*THE TASK:* Strip the pictures and reproduce the rest of the listing exactly.

*DATASET CONTENT:*
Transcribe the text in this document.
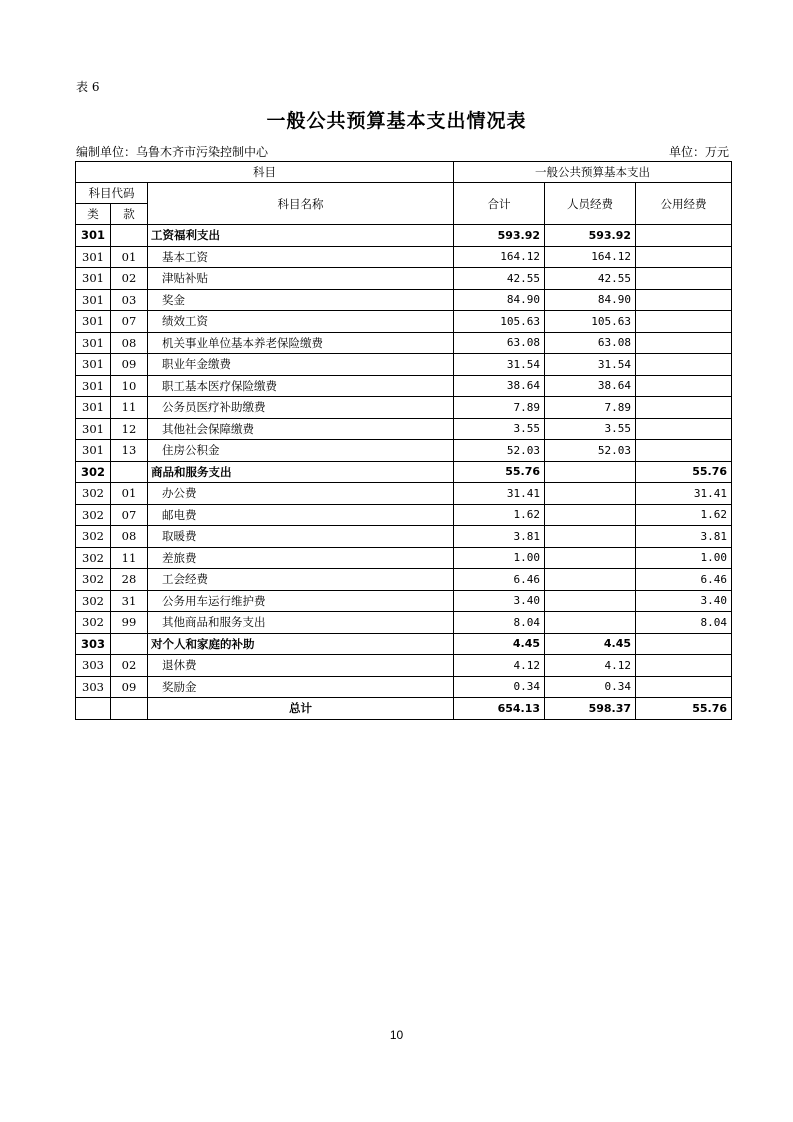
表 6
一般公共预算基本支出情况表
编制单位：乌鲁木齐市污染控制中心	单位：万元
科目			一般公共预算基本支出		
科目代码		科目名称	合计	人员经费	公用经费
类	款				
301		工资福利支出	593.92	593.92	
301	01	基本工资	164.12	164.12	
301	02	津贴补贴	42.55	42.55	
301	03	奖金	84.90	84.90	
301	07	绩效工资	105.63	105.63	
301	08	机关事业单位基本养老保险缴费	63.08	63.08	
301	09	职业年金缴费	31.54	31.54	
301	10	职工基本医疗保险缴费	38.64	38.64	
301	11	公务员医疗补助缴费	7.89	7.89	
301	12	其他社会保障缴费	3.55	3.55	
301	13	住房公积金	52.03	52.03	
302		商品和服务支出	55.76		55.76
302	01	办公费	31.41		31.41
302	07	邮电费	1.62		1.62
302	08	取暖费	3.81		3.81
302	11	差旅费	1.00		1.00
302	28	工会经费	6.46		6.46
302	31	公务用车运行维护费	3.40		3.40
302	99	其他商品和服务支出	8.04		8.04
303		对个人和家庭的补助	4.45	4.45	
303	02	退休费	4.12	4.12	
303	09	奖励金	0.34	0.34	
		总计	654.13	598.37	55.76
10
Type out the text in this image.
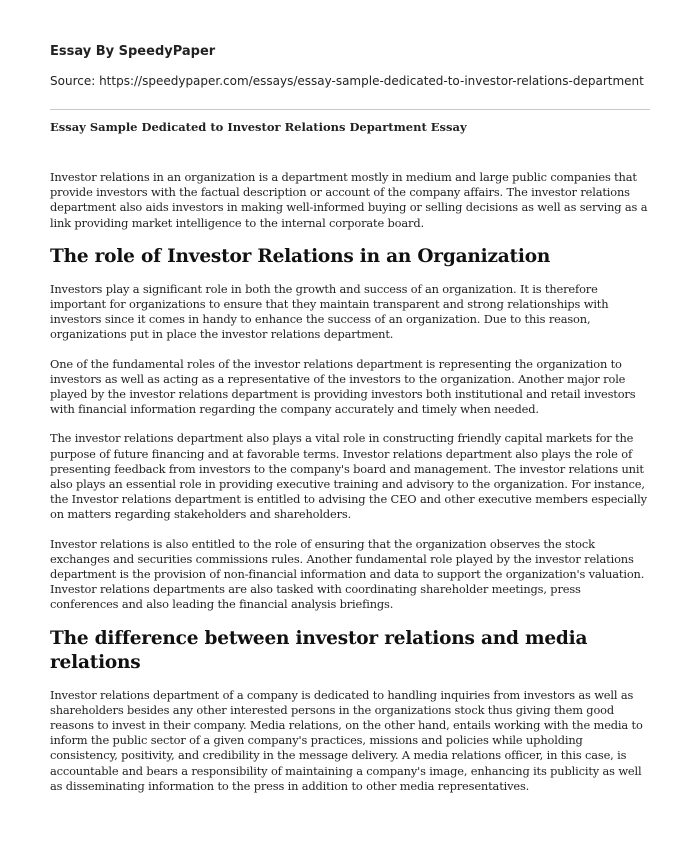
Essay By SpeedyPaper
Source: https://speedypaper.com/essays/essay-sample-dedicated-to-investor-relations-department
Essay Sample Dedicated to Investor Relations Department Essay

Investor relations in an organization is a department mostly in medium and large public companies that provide investors with the factual description or account of the company affairs. The investor relations department also aids investors in making well-informed buying or selling decisions as well as serving as a link providing market intelligence to the internal corporate board.

The role of Investor Relations in an Organization

Investors play a significant role in both the growth and success of an organization. It is therefore important for organizations to ensure that they maintain transparent and strong relationships with investors since it comes in handy to enhance the success of an organization. Due to this reason, organizations put in place the investor relations department.

One of the fundamental roles of the investor relations department is representing the organization to investors as well as acting as a representative of the investors to the organization. Another major role played by the investor relations department is providing investors both institutional and retail investors with financial information regarding the company accurately and timely when needed.

The investor relations department also plays a vital role in constructing friendly capital markets for the purpose of future financing and at favorable terms. Investor relations department also plays the role of presenting feedback from investors to the company's board and management. The investor relations unit also plays an essential role in providing executive training and advisory to the organization. For instance, the Investor relations department is entitled to advising the CEO and other executive members especially on matters regarding stakeholders and shareholders.

Investor relations is also entitled to the role of ensuring that the organization observes the stock exchanges and securities commissions rules. Another fundamental role played by the investor relations department is the provision of non-financial information and data to support the organization's valuation. Investor relations departments are also tasked with coordinating shareholder meetings, press conferences and also leading the financial analysis briefings.

The difference between investor relations and media relations

Investor relations department of a company is dedicated to handling inquiries from investors as well as shareholders besides any other interested persons in the organizations stock thus giving them good reasons to invest in their company. Media relations, on the other hand, entails working with the media to inform the public sector of a given company's practices, missions and policies while upholding consistency, positivity, and credibility in the message delivery. A media relations officer, in this case, is accountable and bears a responsibility of maintaining a company's image, enhancing its publicity as well as disseminating information to the press in addition to other media representatives.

*WRITTEN RESPONSE:*
Transcribe the text in this document.
表 6
一般公共预算基本支出情况表
编制单位：乌鲁木齐市污染控制中心	单位：万元
科目			一般公共预算基本支出		
科目代码		科目名称	合计	人员经费	公用经费
类	款				
301		工资福利支出	593.92	593.92	
301	01	基本工资	164.12	164.12	
301	02	津贴补贴	42.55	42.55	
301	03	奖金	84.90	84.90	
301	07	绩效工资	105.63	105.63	
301	08	机关事业单位基本养老保险缴费	63.08	63.08	
301	09	职业年金缴费	31.54	31.54	
301	10	职工基本医疗保险缴费	38.64	38.64	
301	11	公务员医疗补助缴费	7.89	7.89	
301	12	其他社会保障缴费	3.55	3.55	
301	13	住房公积金	52.03	52.03	
302		商品和服务支出	55.76		55.76
302	01	办公费	31.41		31.41
302	07	邮电费	1.62		1.62
302	08	取暖费	3.81		3.81
302	11	差旅费	1.00		1.00
302	28	工会经费	6.46		6.46
302	31	公务用车运行维护费	3.40		3.40
302	99	其他商品和服务支出	8.04		8.04
303		对个人和家庭的补助	4.45	4.45	
303	02	退休费	4.12	4.12	
303	09	奖励金	0.34	0.34	
		总计	654.13	598.37	55.76
10
Type out the text in this image.
Essay By SpeedyPaper
Source: https://speedypaper.com/essays/essay-sample-dedicated-to-investor-relations-department
Essay Sample Dedicated to Investor Relations Department Essay

Investor relations in an organization is a department mostly in medium and large public companies that provide investors with the factual description or account of the company affairs. The investor relations department also aids investors in making well-informed buying or selling decisions as well as serving as a link providing market intelligence to the internal corporate board.

The role of Investor Relations in an Organization

Investors play a significant role in both the growth and success of an organization. It is therefore important for organizations to ensure that they maintain transparent and strong relationships with investors since it comes in handy to enhance the success of an organization. Due to this reason, organizations put in place the investor relations department.

One of the fundamental roles of the investor relations department is representing the organization to investors as well as acting as a representative of the investors to the organization. Another major role played by the investor relations department is providing investors both institutional and retail investors with financial information regarding the company accurately and timely when needed.

The investor relations department also plays a vital role in constructing friendly capital markets for the purpose of future financing and at favorable terms. Investor relations department also plays the role of presenting feedback from investors to the company's board and management. The investor relations unit also plays an essential role in providing executive training and advisory to the organization. For instance, the Investor relations department is entitled to advising the CEO and other executive members especially on matters regarding stakeholders and shareholders.

Investor relations is also entitled to the role of ensuring that the organization observes the stock exchanges and securities commissions rules. Another fundamental role played by the investor relations department is the provision of non-financial information and data to support the organization's valuation. Investor relations departments are also tasked with coordinating shareholder meetings, press conferences and also leading the financial analysis briefings.

The difference between investor relations and media relations

Investor relations department of a company is dedicated to handling inquiries from investors as well as shareholders besides any other interested persons in the organizations stock thus giving them good reasons to invest in their company. Media relations, on the other hand, entails working with the media to inform the public sector of a given company's practices, missions and policies while upholding consistency, positivity, and credibility in the message delivery. A media relations officer, in this case, is accountable and bears a responsibility of maintaining a company's image, enhancing its publicity as well as disseminating information to the press in addition to other media representatives.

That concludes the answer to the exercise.